Written request: Look through the records below and collect all lines that hold the string "Inner".

Data supplied:
----------------

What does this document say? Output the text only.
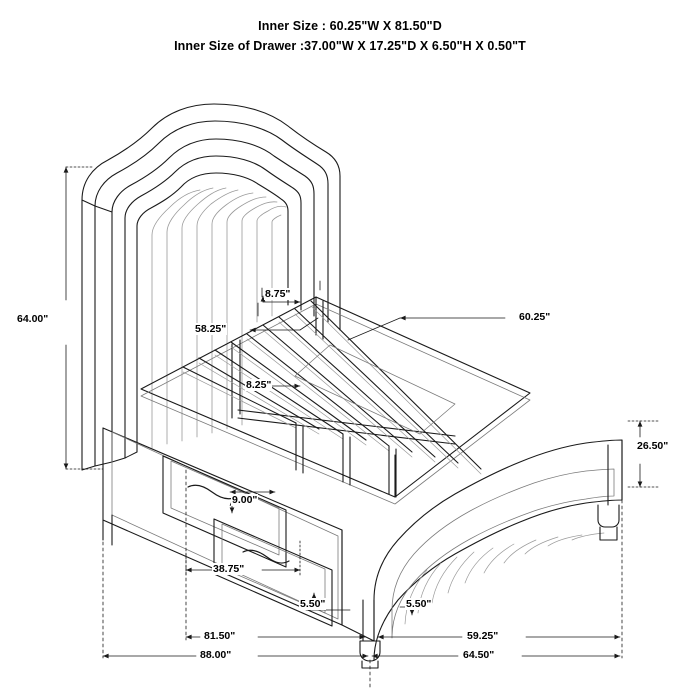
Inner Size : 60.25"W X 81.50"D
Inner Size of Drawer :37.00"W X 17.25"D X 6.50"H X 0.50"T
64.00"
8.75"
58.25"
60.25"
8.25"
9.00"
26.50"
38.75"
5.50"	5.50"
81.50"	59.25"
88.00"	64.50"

----------------

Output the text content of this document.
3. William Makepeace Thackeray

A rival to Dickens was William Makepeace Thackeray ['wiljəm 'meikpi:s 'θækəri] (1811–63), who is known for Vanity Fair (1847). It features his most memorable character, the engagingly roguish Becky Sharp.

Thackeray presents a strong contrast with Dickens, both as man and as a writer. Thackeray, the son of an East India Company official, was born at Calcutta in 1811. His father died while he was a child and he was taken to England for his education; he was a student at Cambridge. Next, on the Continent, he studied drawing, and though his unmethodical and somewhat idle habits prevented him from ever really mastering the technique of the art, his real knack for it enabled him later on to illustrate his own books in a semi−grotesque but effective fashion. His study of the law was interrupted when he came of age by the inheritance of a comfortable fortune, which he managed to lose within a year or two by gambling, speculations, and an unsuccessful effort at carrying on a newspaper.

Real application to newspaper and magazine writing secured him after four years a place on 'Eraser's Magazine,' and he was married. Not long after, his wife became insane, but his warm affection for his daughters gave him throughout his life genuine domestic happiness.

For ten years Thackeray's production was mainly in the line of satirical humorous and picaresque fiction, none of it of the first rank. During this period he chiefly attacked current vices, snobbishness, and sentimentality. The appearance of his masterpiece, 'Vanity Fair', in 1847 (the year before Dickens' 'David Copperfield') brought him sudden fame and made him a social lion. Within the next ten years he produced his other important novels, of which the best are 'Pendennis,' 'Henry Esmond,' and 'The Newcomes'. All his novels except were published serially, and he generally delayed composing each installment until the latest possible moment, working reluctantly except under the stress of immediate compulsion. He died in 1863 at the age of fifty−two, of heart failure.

----------------

Result:
Inner Size : 60.25"W X 81.50"D
Inner Size of Drawer :37.00"W X 17.25"D X 6.50"H X 0.50"T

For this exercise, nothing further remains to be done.